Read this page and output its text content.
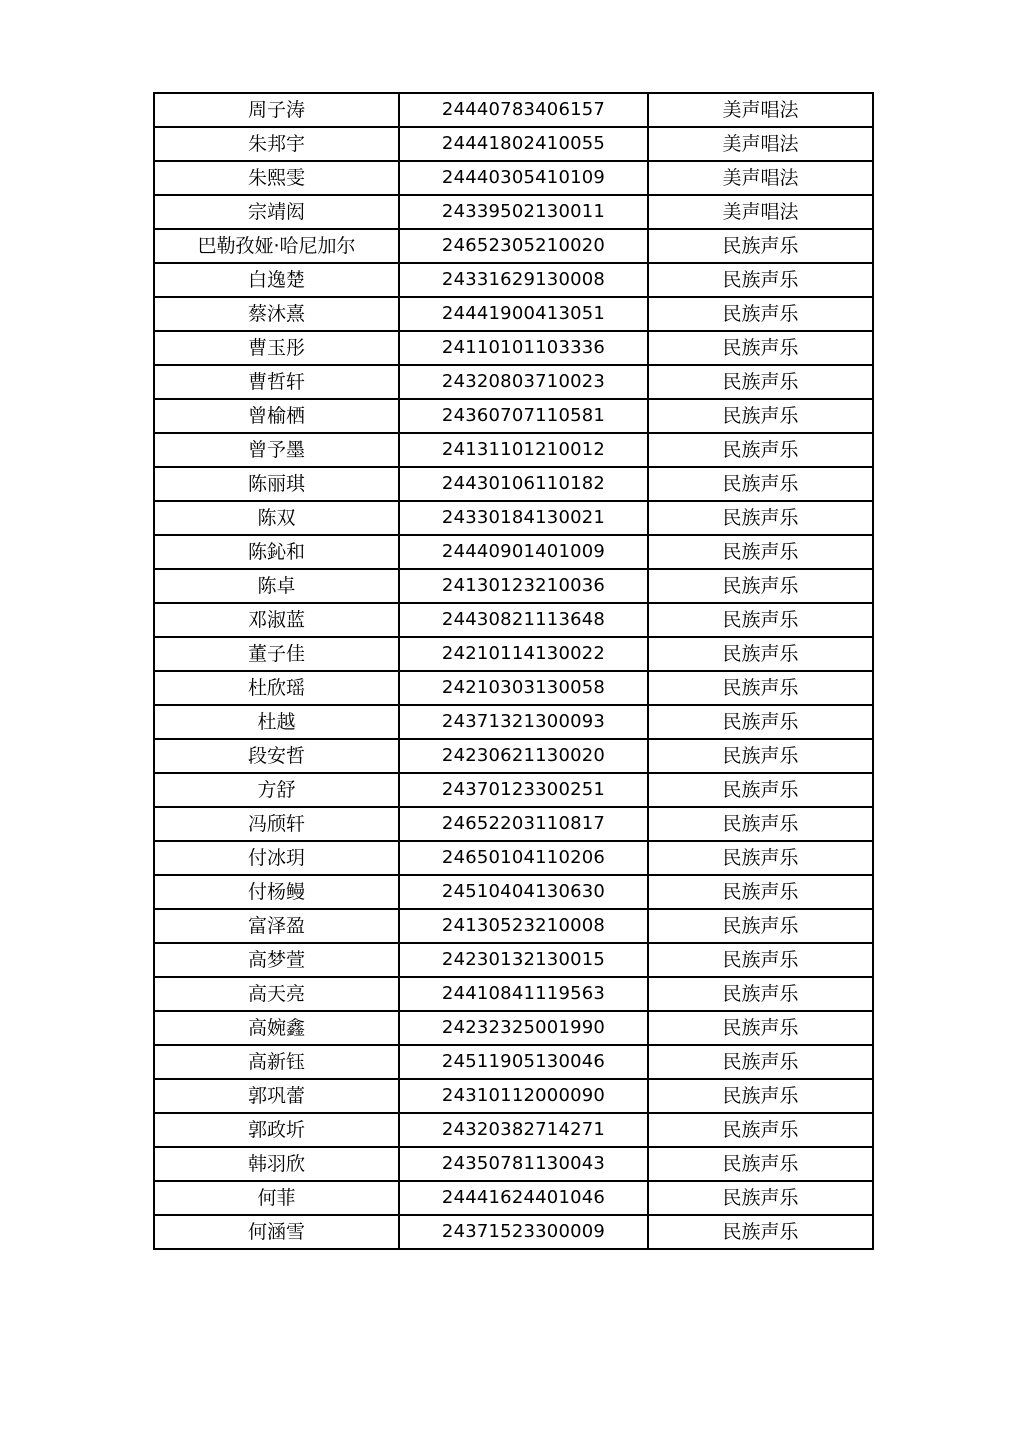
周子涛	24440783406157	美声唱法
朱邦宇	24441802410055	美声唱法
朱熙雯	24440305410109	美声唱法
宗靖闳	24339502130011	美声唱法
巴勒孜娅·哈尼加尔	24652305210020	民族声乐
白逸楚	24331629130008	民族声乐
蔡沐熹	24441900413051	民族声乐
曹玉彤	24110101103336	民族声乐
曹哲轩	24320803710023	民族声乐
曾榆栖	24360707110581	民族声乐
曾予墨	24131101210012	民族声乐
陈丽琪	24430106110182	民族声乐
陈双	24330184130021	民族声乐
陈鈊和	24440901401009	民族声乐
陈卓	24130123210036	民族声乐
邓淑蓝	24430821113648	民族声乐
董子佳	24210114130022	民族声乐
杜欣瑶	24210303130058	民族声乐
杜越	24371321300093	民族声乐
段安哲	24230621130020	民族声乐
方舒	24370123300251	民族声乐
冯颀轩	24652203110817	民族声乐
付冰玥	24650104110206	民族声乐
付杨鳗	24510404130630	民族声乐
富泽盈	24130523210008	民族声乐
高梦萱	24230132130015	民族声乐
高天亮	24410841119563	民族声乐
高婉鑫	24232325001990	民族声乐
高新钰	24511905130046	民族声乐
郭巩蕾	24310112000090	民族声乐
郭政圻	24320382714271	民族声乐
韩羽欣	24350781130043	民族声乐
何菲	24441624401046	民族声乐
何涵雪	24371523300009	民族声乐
************
Scan the listing above and identify each line holding the string "美声唱法"; copy every such line.

周子涛	24440783406157	美声唱法
朱邦宇	24441802410055	美声唱法
朱熙雯	24440305410109	美声唱法
宗靖闳	24339502130011	美声唱法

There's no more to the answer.